==== Stored records

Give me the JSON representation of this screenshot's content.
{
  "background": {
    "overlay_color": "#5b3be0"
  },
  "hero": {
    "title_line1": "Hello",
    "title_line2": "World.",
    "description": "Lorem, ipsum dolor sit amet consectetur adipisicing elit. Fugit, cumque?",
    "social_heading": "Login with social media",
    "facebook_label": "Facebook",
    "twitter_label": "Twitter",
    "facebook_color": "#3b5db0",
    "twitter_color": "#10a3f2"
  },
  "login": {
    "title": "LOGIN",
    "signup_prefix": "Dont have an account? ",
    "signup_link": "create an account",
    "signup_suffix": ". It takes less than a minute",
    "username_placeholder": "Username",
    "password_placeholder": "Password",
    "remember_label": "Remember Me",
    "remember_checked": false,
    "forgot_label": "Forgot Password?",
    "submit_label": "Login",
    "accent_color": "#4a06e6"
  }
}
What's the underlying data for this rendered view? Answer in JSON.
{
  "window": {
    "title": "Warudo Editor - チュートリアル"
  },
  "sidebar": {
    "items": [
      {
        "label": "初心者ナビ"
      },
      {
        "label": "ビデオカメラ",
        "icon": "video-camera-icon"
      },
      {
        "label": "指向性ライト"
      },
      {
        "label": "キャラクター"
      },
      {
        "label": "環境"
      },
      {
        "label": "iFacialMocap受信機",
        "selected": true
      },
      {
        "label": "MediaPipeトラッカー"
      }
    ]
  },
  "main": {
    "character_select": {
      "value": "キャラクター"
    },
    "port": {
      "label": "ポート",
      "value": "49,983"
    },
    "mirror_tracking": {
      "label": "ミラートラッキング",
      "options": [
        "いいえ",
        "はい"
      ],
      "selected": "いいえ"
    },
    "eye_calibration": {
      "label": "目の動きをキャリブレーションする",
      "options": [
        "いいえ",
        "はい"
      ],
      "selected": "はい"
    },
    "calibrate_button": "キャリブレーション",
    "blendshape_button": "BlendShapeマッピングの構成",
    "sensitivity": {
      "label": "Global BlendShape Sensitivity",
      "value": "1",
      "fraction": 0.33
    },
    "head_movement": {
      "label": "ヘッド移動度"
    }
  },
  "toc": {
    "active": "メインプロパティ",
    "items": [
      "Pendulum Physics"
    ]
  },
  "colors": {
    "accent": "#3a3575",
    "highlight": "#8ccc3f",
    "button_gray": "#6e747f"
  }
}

========

**The task**: Write the data back out verbatim.

**Response to this task**:
Give me the JSON representation of this screenshot's content.
{
  "background": {
    "overlay_color": "#5b3be0"
  },
  "hero": {
    "title_line1": "Hello",
    "title_line2": "World.",
    "description": "Lorem, ipsum dolor sit amet consectetur adipisicing elit. Fugit, cumque?",
    "social_heading": "Login with social media",
    "facebook_label": "Facebook",
    "twitter_label": "Twitter",
    "facebook_color": "#3b5db0",
    "twitter_color": "#10a3f2"
  },
  "login": {
    "title": "LOGIN",
    "signup_prefix": "Dont have an account? ",
    "signup_link": "create an account",
    "signup_suffix": ". It takes less than a minute",
    "username_placeholder": "Username",
    "password_placeholder": "Password",
    "remember_label": "Remember Me",
    "remember_checked": false,
    "forgot_label": "Forgot Password?",
    "submit_label": "Login",
    "accent_color": "#4a06e6"
  }
}
What's the underlying data for this rendered view? Answer in JSON.
{
  "window": {
    "title": "Warudo Editor - チュートリアル"
  },
  "sidebar": {
    "items": [
      {
        "label": "初心者ナビ"
      },
      {
        "label": "ビデオカメラ",
        "icon": "video-camera-icon"
      },
      {
        "label": "指向性ライト"
      },
      {
        "label": "キャラクター"
      },
      {
        "label": "環境"
      },
      {
        "label": "iFacialMocap受信機",
        "selected": true
      },
      {
        "label": "MediaPipeトラッカー"
      }
    ]
  },
  "main": {
    "character_select": {
      "value": "キャラクター"
    },
    "port": {
      "label": "ポート",
      "value": "49,983"
    },
    "mirror_tracking": {
      "label": "ミラートラッキング",
      "options": [
        "いいえ",
        "はい"
      ],
      "selected": "いいえ"
    },
    "eye_calibration": {
      "label": "目の動きをキャリブレーションする",
      "options": [
        "いいえ",
        "はい"
      ],
      "selected": "はい"
    },
    "calibrate_button": "キャリブレーション",
    "blendshape_button": "BlendShapeマッピングの構成",
    "sensitivity": {
      "label": "Global BlendShape Sensitivity",
      "value": "1",
      "fraction": 0.33
    },
    "head_movement": {
      "label": "ヘッド移動度"
    }
  },
  "toc": {
    "active": "メインプロパティ",
    "items": [
      "Pendulum Physics"
    ]
  },
  "colors": {
    "accent": "#3a3575",
    "highlight": "#8ccc3f",
    "button_gray": "#6e747f"
  }
}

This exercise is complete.